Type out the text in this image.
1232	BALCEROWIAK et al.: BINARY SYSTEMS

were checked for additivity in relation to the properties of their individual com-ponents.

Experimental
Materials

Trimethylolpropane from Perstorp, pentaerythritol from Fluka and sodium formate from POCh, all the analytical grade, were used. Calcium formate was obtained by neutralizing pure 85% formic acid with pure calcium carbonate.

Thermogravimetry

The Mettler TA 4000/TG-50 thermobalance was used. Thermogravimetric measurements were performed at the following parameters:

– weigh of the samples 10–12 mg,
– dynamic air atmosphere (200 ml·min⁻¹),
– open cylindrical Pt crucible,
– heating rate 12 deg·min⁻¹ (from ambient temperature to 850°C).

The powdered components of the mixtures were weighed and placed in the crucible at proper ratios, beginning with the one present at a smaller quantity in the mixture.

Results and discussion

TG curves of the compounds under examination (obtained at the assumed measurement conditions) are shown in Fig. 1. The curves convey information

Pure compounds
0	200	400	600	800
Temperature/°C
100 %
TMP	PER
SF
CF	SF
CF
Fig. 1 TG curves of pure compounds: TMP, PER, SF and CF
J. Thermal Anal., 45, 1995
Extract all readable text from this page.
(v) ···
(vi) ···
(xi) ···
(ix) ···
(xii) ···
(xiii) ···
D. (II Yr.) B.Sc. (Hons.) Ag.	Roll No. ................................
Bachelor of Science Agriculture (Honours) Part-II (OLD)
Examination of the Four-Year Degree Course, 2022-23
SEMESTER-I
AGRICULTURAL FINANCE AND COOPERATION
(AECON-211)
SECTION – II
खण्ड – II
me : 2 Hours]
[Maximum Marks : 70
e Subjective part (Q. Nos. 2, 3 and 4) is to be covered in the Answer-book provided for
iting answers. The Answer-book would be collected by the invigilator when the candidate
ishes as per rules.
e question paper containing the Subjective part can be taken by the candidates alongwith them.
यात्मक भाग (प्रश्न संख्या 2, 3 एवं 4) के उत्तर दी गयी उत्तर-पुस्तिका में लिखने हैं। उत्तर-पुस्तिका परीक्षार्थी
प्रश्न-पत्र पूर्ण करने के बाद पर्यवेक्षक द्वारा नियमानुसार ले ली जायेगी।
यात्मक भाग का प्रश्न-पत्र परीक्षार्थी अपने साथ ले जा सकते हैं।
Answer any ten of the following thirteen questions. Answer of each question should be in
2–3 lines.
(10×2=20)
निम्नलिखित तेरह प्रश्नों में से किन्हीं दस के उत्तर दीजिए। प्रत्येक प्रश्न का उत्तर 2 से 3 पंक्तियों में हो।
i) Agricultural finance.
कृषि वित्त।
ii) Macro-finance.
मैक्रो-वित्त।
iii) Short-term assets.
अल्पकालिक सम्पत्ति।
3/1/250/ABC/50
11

——————————

Instructions to follow
Using the listing, copy every line where the word "question" shows up.

Task output
e question paper containing the Subjective part can be taken by the candidates alongwith them.
Answer any ten of the following thirteen questions. Answer of each question should be in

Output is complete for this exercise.